## THE PROBLEM
Find the lines of data that contain the string "GARDENS", then list them.

*** DATA ROWS ***

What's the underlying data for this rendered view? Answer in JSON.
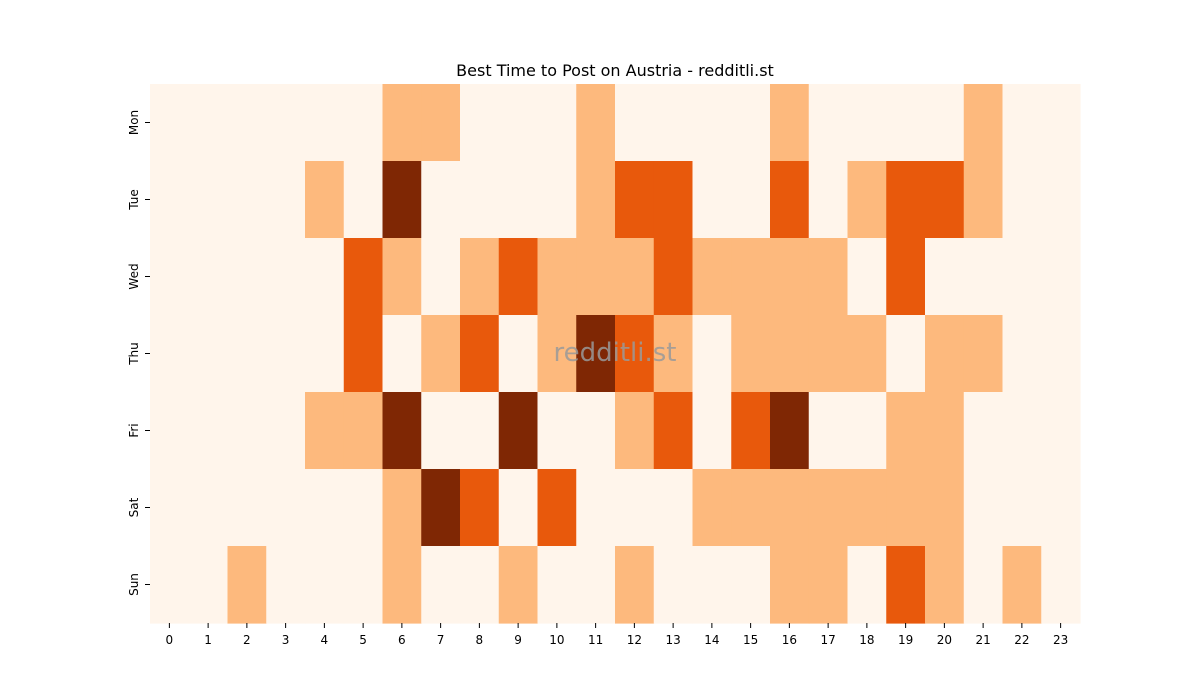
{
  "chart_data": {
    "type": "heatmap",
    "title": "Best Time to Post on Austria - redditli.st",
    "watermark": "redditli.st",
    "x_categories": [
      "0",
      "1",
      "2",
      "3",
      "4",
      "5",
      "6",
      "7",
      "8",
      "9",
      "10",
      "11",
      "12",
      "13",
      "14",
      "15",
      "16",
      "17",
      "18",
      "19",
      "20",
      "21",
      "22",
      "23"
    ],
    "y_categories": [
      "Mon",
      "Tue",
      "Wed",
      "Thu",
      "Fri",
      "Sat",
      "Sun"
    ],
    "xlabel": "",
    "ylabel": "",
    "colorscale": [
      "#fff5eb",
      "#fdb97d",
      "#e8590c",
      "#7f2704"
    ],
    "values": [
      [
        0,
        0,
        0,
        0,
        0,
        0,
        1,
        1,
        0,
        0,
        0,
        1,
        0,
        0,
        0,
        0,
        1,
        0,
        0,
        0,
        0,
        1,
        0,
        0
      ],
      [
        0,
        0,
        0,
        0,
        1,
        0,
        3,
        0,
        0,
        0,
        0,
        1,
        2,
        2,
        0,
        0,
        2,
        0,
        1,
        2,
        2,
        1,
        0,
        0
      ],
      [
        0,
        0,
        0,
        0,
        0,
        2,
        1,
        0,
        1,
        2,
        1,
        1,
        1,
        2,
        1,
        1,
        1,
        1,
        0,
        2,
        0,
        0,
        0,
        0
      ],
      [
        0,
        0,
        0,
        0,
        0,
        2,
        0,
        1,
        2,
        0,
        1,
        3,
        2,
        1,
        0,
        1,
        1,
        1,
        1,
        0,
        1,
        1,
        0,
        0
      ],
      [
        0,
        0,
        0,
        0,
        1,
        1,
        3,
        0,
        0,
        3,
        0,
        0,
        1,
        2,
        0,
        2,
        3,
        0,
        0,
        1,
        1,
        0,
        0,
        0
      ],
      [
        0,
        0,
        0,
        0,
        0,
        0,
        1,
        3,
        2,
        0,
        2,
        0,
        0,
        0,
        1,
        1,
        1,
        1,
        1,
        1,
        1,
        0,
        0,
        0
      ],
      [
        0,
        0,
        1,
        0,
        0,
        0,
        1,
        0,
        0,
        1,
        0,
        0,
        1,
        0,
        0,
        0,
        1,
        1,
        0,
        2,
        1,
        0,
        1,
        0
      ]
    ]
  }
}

***
*** DATA ROWS ***

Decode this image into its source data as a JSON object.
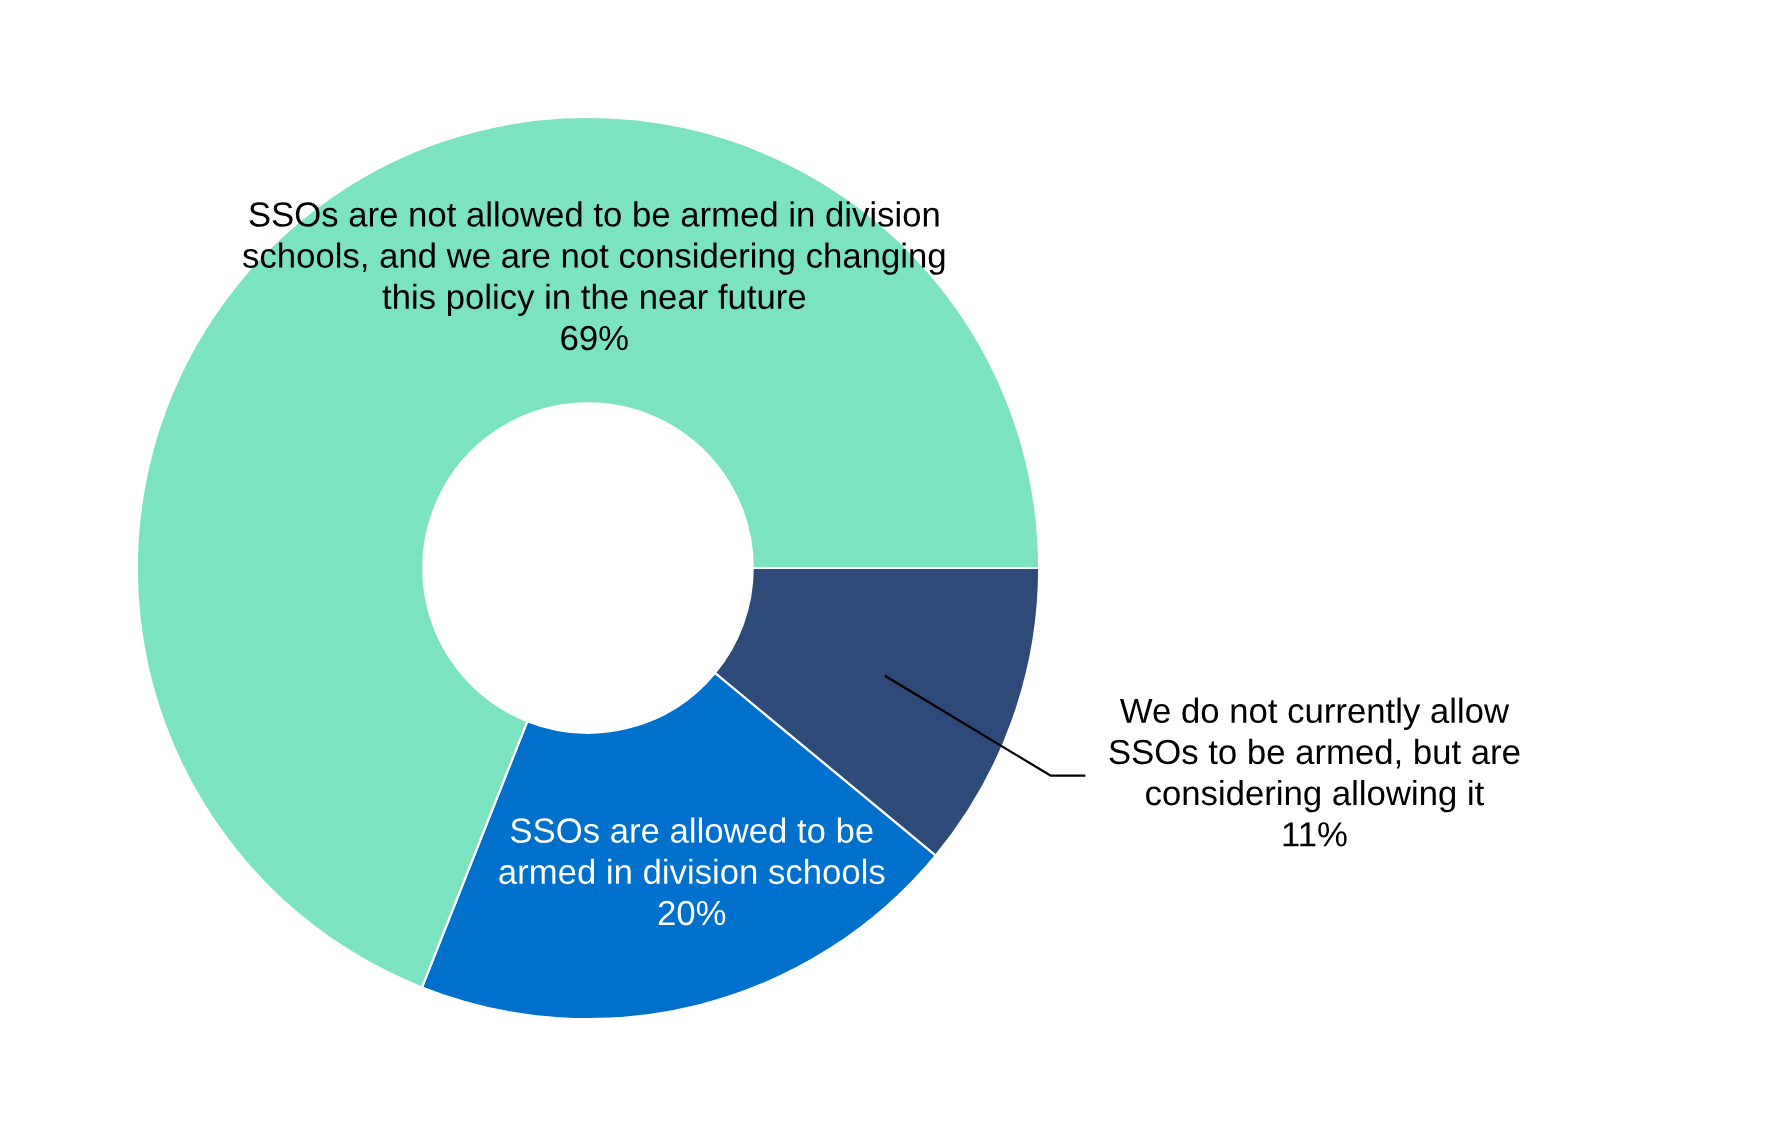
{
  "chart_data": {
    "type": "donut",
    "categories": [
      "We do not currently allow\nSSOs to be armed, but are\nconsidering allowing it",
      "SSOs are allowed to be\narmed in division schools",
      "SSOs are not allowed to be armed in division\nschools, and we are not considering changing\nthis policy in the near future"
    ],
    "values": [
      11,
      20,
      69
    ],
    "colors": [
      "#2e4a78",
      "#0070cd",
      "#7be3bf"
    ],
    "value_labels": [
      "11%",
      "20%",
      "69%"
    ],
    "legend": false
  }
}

***
*** DATA ROWS ***

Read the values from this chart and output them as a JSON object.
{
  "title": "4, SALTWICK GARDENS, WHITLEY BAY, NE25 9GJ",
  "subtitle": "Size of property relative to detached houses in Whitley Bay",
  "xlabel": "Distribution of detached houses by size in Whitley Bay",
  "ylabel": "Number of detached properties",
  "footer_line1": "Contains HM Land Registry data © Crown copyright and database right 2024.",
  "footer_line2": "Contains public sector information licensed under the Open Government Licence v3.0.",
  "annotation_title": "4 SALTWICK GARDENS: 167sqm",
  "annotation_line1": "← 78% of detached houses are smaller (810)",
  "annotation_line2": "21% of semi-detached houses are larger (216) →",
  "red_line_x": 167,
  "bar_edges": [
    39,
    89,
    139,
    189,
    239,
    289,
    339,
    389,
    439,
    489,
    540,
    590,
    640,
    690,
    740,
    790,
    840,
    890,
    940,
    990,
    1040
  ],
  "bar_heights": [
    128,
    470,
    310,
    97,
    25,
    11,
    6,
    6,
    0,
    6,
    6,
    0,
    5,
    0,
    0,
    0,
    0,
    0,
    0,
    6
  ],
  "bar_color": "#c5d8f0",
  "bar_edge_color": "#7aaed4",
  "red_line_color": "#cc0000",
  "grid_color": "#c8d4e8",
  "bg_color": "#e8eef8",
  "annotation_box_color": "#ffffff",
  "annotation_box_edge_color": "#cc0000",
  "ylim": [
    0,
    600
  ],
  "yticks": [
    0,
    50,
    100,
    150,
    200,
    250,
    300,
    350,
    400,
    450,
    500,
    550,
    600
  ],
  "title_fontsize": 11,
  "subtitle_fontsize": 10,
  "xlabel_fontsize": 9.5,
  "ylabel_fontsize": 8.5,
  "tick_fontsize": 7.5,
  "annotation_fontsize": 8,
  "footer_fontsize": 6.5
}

***

## ANSWER TO THE TASK
  "title": "4, SALTWICK GARDENS, WHITLEY BAY, NE25 9GJ",
  "annotation_title": "4 SALTWICK GARDENS: 167sqm",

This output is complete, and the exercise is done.